-------- Textauszug --------

Das verstehe ich nicht
Thilo Sarrazins Buch Deutschland schafft sich ab ist bildungsfern, fortpflanzungsfreudig und viel zu dick. Warum wird es dann von Bild und Spiegel abgedruckt?
Es ist ein unlesbares Buch. Und das zunächst nicht aus inhaltlichen Erwägungen, sondern wegen seiner erstaunlich schlampigen Komposition. Sarrazin feuert ein gut 400 Seiten andauerndes Stakkato desselben bescheidenen Zahlenmaterials ab; manche Statistiken wiederholen sich im Lauf des Buches über zehn Mal. Er schreibt Sätze, die im exakten Wortlaut drei Seiten später noch einmal vorkommen; die englischsprachigen Zitate strotzen vor Fehlern, jedes »its« wird zum »it’s«, genauso wie auch die Namen der herbeizitierten Wissenschaftler (wie viele Patzer erträgt der Name »Claude Lévi-Strauss«?) In einem PISA-Test für Sachbücher läge Deutschland schafft sich ab ungefähr auf dem Platz von Bremen, was seine Lesbarkeit und die Sorgfältigkeit des Lektorats betrifft.

-------- Verfügbare Daten --------

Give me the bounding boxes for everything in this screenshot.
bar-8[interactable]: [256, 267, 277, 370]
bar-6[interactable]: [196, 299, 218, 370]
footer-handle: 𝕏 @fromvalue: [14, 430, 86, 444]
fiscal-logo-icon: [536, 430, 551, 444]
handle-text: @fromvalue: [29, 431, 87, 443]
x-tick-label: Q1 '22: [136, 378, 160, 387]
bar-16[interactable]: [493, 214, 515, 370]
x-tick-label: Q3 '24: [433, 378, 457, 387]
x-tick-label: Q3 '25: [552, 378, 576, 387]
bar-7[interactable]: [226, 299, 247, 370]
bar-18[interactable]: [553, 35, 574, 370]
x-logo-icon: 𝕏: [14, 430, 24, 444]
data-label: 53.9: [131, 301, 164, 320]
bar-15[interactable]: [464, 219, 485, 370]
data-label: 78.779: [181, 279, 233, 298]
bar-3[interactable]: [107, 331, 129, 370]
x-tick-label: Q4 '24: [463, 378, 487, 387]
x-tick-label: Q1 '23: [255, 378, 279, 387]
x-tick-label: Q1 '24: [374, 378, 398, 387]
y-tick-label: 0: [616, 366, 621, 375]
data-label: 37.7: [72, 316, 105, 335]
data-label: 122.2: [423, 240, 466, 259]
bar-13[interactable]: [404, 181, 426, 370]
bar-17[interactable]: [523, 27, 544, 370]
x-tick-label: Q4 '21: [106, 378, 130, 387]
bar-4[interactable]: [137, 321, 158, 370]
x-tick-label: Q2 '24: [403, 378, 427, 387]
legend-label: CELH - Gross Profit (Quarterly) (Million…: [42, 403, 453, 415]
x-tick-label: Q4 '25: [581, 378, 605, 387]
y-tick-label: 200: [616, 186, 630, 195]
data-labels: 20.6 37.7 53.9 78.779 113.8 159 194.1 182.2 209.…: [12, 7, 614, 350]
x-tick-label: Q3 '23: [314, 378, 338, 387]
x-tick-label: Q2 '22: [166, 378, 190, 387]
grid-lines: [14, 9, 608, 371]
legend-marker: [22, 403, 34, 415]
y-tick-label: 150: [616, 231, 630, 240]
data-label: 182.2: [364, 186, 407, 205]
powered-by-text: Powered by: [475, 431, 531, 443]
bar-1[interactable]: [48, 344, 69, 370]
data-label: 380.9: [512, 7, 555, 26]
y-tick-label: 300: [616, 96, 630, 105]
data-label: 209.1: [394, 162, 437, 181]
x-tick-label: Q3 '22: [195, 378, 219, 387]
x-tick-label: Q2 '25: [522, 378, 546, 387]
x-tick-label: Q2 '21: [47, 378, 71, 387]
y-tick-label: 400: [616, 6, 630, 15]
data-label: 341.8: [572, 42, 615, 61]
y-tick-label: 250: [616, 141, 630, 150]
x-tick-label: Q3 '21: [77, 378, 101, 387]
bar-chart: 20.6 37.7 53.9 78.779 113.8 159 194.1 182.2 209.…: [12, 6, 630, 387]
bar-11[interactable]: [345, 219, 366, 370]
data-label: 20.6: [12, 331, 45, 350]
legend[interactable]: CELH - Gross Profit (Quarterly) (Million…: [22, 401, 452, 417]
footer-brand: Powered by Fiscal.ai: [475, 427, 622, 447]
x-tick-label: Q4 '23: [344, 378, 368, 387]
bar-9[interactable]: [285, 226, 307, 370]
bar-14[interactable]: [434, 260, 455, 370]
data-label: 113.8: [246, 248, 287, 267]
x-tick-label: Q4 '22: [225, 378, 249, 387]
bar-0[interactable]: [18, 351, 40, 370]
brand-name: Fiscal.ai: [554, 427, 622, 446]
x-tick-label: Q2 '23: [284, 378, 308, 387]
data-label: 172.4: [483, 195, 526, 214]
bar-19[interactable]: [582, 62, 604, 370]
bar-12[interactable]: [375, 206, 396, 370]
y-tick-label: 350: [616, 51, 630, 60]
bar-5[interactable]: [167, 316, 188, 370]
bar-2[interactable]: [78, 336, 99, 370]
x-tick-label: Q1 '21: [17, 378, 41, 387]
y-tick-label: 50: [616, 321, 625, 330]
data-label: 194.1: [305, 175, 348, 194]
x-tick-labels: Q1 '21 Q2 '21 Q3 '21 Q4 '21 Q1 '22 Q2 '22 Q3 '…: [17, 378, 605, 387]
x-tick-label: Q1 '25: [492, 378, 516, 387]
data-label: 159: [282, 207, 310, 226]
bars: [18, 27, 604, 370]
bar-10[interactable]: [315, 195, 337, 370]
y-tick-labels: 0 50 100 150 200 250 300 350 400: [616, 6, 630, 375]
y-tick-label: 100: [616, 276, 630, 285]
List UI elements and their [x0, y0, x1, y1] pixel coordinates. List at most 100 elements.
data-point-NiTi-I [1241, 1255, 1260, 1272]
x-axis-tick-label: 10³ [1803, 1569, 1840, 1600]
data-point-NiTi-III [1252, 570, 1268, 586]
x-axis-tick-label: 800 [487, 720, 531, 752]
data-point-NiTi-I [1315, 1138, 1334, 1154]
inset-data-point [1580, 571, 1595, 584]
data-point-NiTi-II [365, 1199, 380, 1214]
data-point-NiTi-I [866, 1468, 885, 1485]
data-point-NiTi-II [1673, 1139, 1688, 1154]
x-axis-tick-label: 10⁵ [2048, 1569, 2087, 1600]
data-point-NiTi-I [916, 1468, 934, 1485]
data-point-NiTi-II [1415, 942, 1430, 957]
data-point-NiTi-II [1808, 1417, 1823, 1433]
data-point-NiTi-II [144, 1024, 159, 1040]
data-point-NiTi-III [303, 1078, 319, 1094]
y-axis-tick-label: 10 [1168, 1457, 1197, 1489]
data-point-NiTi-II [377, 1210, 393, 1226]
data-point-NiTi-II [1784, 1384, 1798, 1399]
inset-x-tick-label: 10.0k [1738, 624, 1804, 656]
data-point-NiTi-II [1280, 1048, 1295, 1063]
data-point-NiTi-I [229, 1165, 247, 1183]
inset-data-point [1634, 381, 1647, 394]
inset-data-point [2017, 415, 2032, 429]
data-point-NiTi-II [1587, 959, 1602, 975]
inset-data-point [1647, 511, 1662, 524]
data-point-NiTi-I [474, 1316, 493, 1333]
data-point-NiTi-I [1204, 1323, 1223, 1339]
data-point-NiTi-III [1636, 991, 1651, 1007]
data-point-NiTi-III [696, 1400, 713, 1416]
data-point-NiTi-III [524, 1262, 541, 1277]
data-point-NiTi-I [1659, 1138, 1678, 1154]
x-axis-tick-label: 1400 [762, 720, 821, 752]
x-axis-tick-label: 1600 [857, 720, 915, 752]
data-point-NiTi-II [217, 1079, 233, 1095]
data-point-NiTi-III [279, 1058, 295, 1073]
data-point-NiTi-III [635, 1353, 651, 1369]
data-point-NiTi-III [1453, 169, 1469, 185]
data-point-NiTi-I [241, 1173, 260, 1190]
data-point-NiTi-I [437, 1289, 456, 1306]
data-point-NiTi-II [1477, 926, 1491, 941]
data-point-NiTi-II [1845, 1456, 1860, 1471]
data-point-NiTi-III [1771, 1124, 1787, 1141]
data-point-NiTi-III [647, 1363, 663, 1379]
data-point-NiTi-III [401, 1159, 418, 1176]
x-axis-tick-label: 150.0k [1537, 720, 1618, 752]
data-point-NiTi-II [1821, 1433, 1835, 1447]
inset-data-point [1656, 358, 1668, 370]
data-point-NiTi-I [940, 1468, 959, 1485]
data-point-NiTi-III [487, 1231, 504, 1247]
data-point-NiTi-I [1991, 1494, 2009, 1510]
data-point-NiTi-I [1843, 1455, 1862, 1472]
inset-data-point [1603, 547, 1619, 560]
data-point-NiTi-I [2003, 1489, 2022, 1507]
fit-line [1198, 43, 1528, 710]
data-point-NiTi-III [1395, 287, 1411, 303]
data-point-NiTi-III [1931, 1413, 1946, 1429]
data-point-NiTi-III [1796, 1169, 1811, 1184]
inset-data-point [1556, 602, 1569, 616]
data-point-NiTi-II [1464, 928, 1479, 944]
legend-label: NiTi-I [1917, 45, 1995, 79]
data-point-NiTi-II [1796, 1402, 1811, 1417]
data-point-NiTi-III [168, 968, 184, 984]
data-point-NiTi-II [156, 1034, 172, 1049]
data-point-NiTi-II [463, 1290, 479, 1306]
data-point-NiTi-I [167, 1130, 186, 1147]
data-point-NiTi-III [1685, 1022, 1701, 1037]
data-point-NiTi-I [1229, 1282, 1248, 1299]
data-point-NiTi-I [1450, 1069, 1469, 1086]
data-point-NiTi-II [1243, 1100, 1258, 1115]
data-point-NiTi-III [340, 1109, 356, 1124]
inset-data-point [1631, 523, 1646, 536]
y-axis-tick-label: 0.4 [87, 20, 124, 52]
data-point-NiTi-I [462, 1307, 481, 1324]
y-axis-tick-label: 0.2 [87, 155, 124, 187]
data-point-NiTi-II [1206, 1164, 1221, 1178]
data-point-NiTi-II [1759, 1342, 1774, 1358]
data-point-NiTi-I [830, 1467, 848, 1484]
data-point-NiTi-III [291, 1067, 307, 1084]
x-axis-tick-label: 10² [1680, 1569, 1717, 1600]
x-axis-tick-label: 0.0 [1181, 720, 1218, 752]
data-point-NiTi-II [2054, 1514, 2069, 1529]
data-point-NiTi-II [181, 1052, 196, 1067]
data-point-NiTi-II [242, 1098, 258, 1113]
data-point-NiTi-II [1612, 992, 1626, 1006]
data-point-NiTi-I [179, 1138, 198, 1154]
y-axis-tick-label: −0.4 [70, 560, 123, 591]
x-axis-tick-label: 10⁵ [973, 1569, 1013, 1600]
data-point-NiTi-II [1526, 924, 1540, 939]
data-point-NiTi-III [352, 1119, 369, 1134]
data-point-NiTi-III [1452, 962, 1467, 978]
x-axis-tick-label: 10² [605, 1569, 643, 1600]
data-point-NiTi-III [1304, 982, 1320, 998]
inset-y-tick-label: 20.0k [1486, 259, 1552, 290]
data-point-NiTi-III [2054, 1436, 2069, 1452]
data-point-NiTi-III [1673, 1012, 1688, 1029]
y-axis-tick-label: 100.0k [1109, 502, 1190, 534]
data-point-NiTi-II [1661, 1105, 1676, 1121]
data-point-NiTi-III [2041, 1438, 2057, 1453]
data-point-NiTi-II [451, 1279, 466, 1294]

--------

## Aufgaben bearbeiten
- a) Beantworten Sie anhand des Textauszugs:
(i) Über wie viele Seiten erstreckt sich das Stakkato desselben Zahlenmaterials?
(ii) Welches englische Wort wird in den Zitaten jedes Mal zu »it’s«?
(iii) Mit welchem Platz vergleicht der Text die Lesbarkeit des Buches in einem PISA-Test für Sachbücher?
- b) Führen Sie die Besprechung von Sarrazins Buch im Anschluss an ihren letzten Satz fort.

## Ergebnisse
- a)
(i) Über gut 400 Seiten.
(ii) »its«
(iii) Mit dem Platz von Bremen.

- b)
Dieses Buch ist ein wucherndes Gebilde: in seiner Fehlerhaftigkeit überraschend bildungsfern, in seiner Dickleibigkeit fast adipös, dabei allerdings so fortpflanzungsfreudig, dass der Argumentationskeim eines Kurzreferats zu einem Riesenwälzer angewachsen ist. Nimmt man noch die Perspektive des Erzählers hinzu, die es an Verengung mit dem Augenschlitz einer Burka lässig aufnehmen kann, gleicht Thilo Sarrazins Buch eigentlich exakt seinem Feindbild: ein übergewichtiger, fertiler Religionsfanatiker.